● The exercise
Copy out the records below line for line, leaving out the pictures.

########

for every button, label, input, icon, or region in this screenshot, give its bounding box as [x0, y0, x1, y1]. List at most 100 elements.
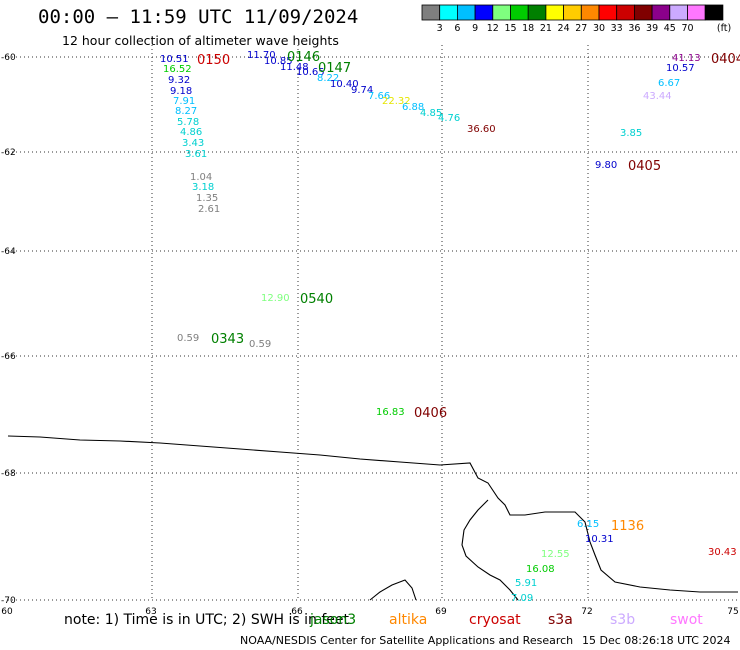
wave-height-label: 10.31 [585, 534, 614, 545]
scale-tick-label: 12 [487, 23, 499, 34]
wave-height-label: 3.85 [620, 128, 642, 139]
wave-height-label: 12.90 [261, 293, 290, 304]
pass-time-label: 0150 [197, 53, 230, 68]
lon-tick-label: 72 [581, 607, 592, 617]
scale-tick-label: 6 [454, 23, 460, 34]
wave-height-label: 6.67 [658, 78, 680, 89]
wave-height-label: 7.91 [173, 96, 195, 107]
wave-height-label: 11.70 [247, 50, 276, 61]
page-subtitle: 12 hour collection of altimeter wave hei… [62, 33, 339, 48]
lat-tick-label: -60 [1, 53, 16, 63]
wave-height-label: 3.43 [182, 138, 204, 149]
scale-unit: (ft) [717, 23, 731, 34]
wave-height-label: 4.86 [180, 127, 202, 138]
wave-height-label: 16.08 [526, 564, 555, 575]
wave-height-label: 16.83 [376, 407, 405, 418]
wave-height-label: 6.15 [577, 519, 599, 530]
satellite-legend-altika: altika [389, 612, 428, 628]
scale-tick-label: 33 [611, 23, 623, 34]
page-title: 00:00 – 11:59 UTC 11/09/2024 [38, 6, 359, 28]
wave-height-label: 9.74 [351, 85, 373, 96]
pass-time-label: 0343 [211, 332, 244, 347]
wave-height-label: 22.32 [382, 96, 411, 107]
satellite-legend-cryosat: cryosat [469, 612, 521, 628]
wave-height-label: 0.59 [177, 333, 199, 344]
lon-tick-label: 66 [291, 607, 303, 617]
scale-tick-label: 45 [664, 23, 676, 34]
wave-height-label: 6.88 [402, 102, 424, 113]
satellite-legend-jason3: jason3 [310, 612, 357, 628]
wave-height-label: 7.09 [511, 593, 533, 604]
satellite-legend-s3b: s3b [610, 612, 636, 628]
scale-tick-label: 9 [472, 23, 478, 34]
pass-time-label: 1136 [611, 519, 644, 534]
scale-tick-label: 21 [540, 23, 552, 34]
scale-tick-label: 15 [504, 23, 516, 34]
wave-height-label: 9.18 [170, 86, 192, 97]
scale-swatch [704, 4, 724, 21]
wave-height-label: 7.66 [368, 91, 390, 102]
wave-height-label: 3.61 [185, 149, 207, 160]
scale-tick-label: 30 [593, 23, 605, 34]
graticule [8, 45, 740, 601]
wave-height-label: 43.44 [643, 91, 672, 102]
scale-tick-label: 27 [575, 23, 587, 34]
wave-height-label: 2.61 [198, 204, 220, 215]
wave-height-label: 8.22 [317, 73, 339, 84]
pass-time-label: 0540 [300, 292, 333, 307]
wave-height-label: 5.91 [515, 578, 537, 589]
coastline [7, 435, 738, 601]
credit-date: 15 Dec 08:26:18 UTC 2024 [582, 634, 731, 647]
color-scale-legend: 3 6 9 12 15 18 21 24 27 30 33 36 39 45 70 (ft) [421, 4, 731, 34]
coastline-island-path [369, 579, 417, 601]
wave-height-label: 12.55 [541, 549, 570, 560]
axis-ticks: 60 63 66 69 72 75 -60 -62 -64 -66 -68 -70 [1, 53, 739, 617]
lat-tick-label: -66 [1, 352, 16, 362]
wave-height-label: 1.04 [190, 172, 212, 183]
wave-height-label: 5.78 [177, 117, 199, 128]
pass-time-label: 0147 [318, 61, 351, 76]
wave-height-label: 10.40 [330, 79, 359, 90]
wave-height-label: 30.43 [708, 547, 737, 558]
wave-height-label: 10.65 [296, 67, 325, 78]
lon-tick-label: 63 [145, 607, 156, 617]
wave-height-label: 10.57 [666, 63, 695, 74]
lat-tick-label: -64 [1, 247, 16, 257]
wave-height-label: 10.51 [160, 54, 189, 65]
footnote: note: 1) Time is in UTC; 2) SWH is in fe… [64, 612, 350, 628]
pass-time-label: 0405 [628, 159, 661, 174]
scale-tick-label: 18 [522, 23, 534, 34]
satellite-legend-swot: swot [670, 612, 703, 628]
wave-height-label: 3.18 [192, 182, 214, 193]
lon-tick-label: 69 [435, 607, 447, 617]
scale-tick-label: 36 [628, 23, 640, 34]
wave-height-label: 8.27 [175, 106, 197, 117]
lon-tick-label: 60 [1, 607, 13, 617]
wave-height-label: 10.85 [264, 56, 293, 67]
wave-height-label: 16.52 [163, 64, 192, 75]
wave-height-label: 11.48 [280, 62, 309, 73]
lat-tick-label: -68 [1, 469, 16, 479]
wave-height-label: 41.13 [672, 53, 701, 64]
scale-tick-label: 24 [558, 23, 570, 34]
pass-time-label: 0406 [414, 406, 447, 421]
lon-tick-label: 75 [727, 607, 738, 617]
lat-tick-label: -62 [1, 148, 16, 158]
wave-height-label: 0.59 [249, 339, 271, 350]
observation-layer: 10.5116.529.329.187.918.275.784.863.433.… [160, 50, 737, 604]
credit-line: NOAA/NESDIS Center for Satellite Applica… [240, 634, 574, 647]
scale-tick-label: 3 [437, 23, 443, 34]
coastline-inlet-path [461, 499, 519, 601]
pass-time-label: 0404 [711, 52, 740, 67]
wave-height-label: 9.32 [168, 75, 190, 86]
wave-height-label: 4.85 [420, 108, 442, 119]
wave-height-label: 4.76 [438, 113, 460, 124]
scale-tick-label: 70 [681, 23, 693, 34]
coastline-path [7, 435, 738, 593]
wave-height-label: 9.80 [595, 160, 617, 171]
lat-tick-label: -70 [1, 596, 16, 606]
wave-height-label: 36.60 [467, 124, 496, 135]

########

● Response
for every button, label, input, icon, or region in this screenshot, give its bounding box as [x0, y0, x1, y1]. List at most 100 elements.
wave-height-label: 10.31 [585, 534, 614, 545]
scale-tick-label: 12 [487, 23, 499, 34]
wave-height-label: 3.85 [620, 128, 642, 139]
wave-height-label: 12.90 [261, 293, 290, 304]
pass-time-label: 0150 [197, 53, 230, 68]
lon-tick-label: 72 [581, 607, 592, 617]
scale-tick-label: 6 [454, 23, 460, 34]
wave-height-label: 6.67 [658, 78, 680, 89]
wave-height-label: 7.91 [173, 96, 195, 107]
wave-height-label: 11.70 [247, 50, 276, 61]
page-subtitle: 12 hour collection of altimeter wave hei… [62, 33, 339, 48]
lat-tick-label: -60 [1, 53, 16, 63]
wave-height-label: 3.43 [182, 138, 204, 149]
scale-unit: (ft) [717, 23, 731, 34]
wave-height-label: 4.86 [180, 127, 202, 138]
wave-height-label: 16.08 [526, 564, 555, 575]
wave-height-label: 16.83 [376, 407, 405, 418]
wave-height-label: 6.15 [577, 519, 599, 530]
satellite-legend-altika: altika [389, 612, 428, 628]
scale-tick-label: 33 [611, 23, 623, 34]
page-title: 00:00 – 11:59 UTC 11/09/2024 [38, 6, 359, 28]
wave-height-label: 9.74 [351, 85, 373, 96]
pass-time-label: 0343 [211, 332, 244, 347]
wave-height-label: 22.32 [382, 96, 411, 107]
satellite-legend-cryosat: cryosat [469, 612, 521, 628]
wave-height-label: 0.59 [177, 333, 199, 344]
lon-tick-label: 66 [291, 607, 303, 617]
scale-tick-label: 45 [664, 23, 676, 34]
wave-height-label: 6.88 [402, 102, 424, 113]
satellite-legend-jason3: jason3 [310, 612, 357, 628]
wave-height-label: 7.09 [511, 593, 533, 604]
satellite-legend-s3b: s3b [610, 612, 636, 628]
scale-tick-label: 9 [472, 23, 478, 34]
pass-time-label: 1136 [611, 519, 644, 534]
scale-tick-label: 21 [540, 23, 552, 34]
scale-tick-label: 15 [504, 23, 516, 34]
wave-height-label: 9.18 [170, 86, 192, 97]
scale-swatch [704, 4, 724, 21]
wave-height-label: 7.66 [368, 91, 390, 102]
wave-height-label: 3.61 [185, 149, 207, 160]
scale-tick-label: 30 [593, 23, 605, 34]
graticule [8, 45, 740, 601]
wave-height-label: 43.44 [643, 91, 672, 102]
scale-tick-label: 27 [575, 23, 587, 34]
wave-height-label: 2.61 [198, 204, 220, 215]
wave-height-label: 8.22 [317, 73, 339, 84]
pass-time-label: 0540 [300, 292, 333, 307]
wave-height-label: 5.91 [515, 578, 537, 589]
coastline [7, 435, 738, 601]
credit-date: 15 Dec 08:26:18 UTC 2024 [582, 634, 731, 647]
color-scale-legend: 3 6 9 12 15 18 21 24 27 30 33 36 39 45 70 (ft) [421, 4, 731, 34]
coastline-island-path [369, 579, 417, 601]
wave-height-label: 12.55 [541, 549, 570, 560]
axis-ticks: 60 63 66 69 72 75 -60 -62 -64 -66 -68 -70 [1, 53, 739, 617]
lat-tick-label: -66 [1, 352, 16, 362]
wave-height-label: 1.04 [190, 172, 212, 183]
wave-height-label: 5.78 [177, 117, 199, 128]
pass-time-label: 0147 [318, 61, 351, 76]
wave-height-label: 10.40 [330, 79, 359, 90]
wave-height-label: 30.43 [708, 547, 737, 558]
wave-height-label: 10.65 [296, 67, 325, 78]
lon-tick-label: 63 [145, 607, 156, 617]
wave-height-label: 10.57 [666, 63, 695, 74]
lat-tick-label: -64 [1, 247, 16, 257]
wave-height-label: 10.51 [160, 54, 189, 65]
footnote: note: 1) Time is in UTC; 2) SWH is in fe… [64, 612, 350, 628]
pass-time-label: 0405 [628, 159, 661, 174]
scale-tick-label: 18 [522, 23, 534, 34]
satellite-legend-swot: swot [670, 612, 703, 628]
wave-height-label: 3.18 [192, 182, 214, 193]
lon-tick-label: 69 [435, 607, 447, 617]
scale-tick-label: 36 [628, 23, 640, 34]
wave-height-label: 8.27 [175, 106, 197, 117]
lon-tick-label: 60 [1, 607, 13, 617]
wave-height-label: 10.85 [264, 56, 293, 67]
wave-height-label: 16.52 [163, 64, 192, 75]
wave-height-label: 11.48 [280, 62, 309, 73]
lat-tick-label: -68 [1, 469, 16, 479]
wave-height-label: 41.13 [672, 53, 701, 64]
scale-tick-label: 24 [558, 23, 570, 34]
pass-time-label: 0406 [414, 406, 447, 421]
lon-tick-label: 75 [727, 607, 738, 617]
lat-tick-label: -62 [1, 148, 16, 158]
wave-height-label: 0.59 [249, 339, 271, 350]
observation-layer: 10.5116.529.329.187.918.275.784.863.433.… [160, 50, 737, 604]
credit-line: NOAA/NESDIS Center for Satellite Applica… [240, 634, 574, 647]
scale-tick-label: 3 [437, 23, 443, 34]
coastline-inlet-path [461, 499, 519, 601]
pass-time-label: 0404 [711, 52, 740, 67]
wave-height-label: 9.32 [168, 75, 190, 86]
wave-height-label: 4.85 [420, 108, 442, 119]
wave-height-label: 4.76 [438, 113, 460, 124]
scale-tick-label: 70 [681, 23, 693, 34]
coastline-path [7, 435, 738, 593]
wave-height-label: 9.80 [595, 160, 617, 171]
lat-tick-label: -70 [1, 596, 16, 606]
wave-height-label: 36.60 [467, 124, 496, 135]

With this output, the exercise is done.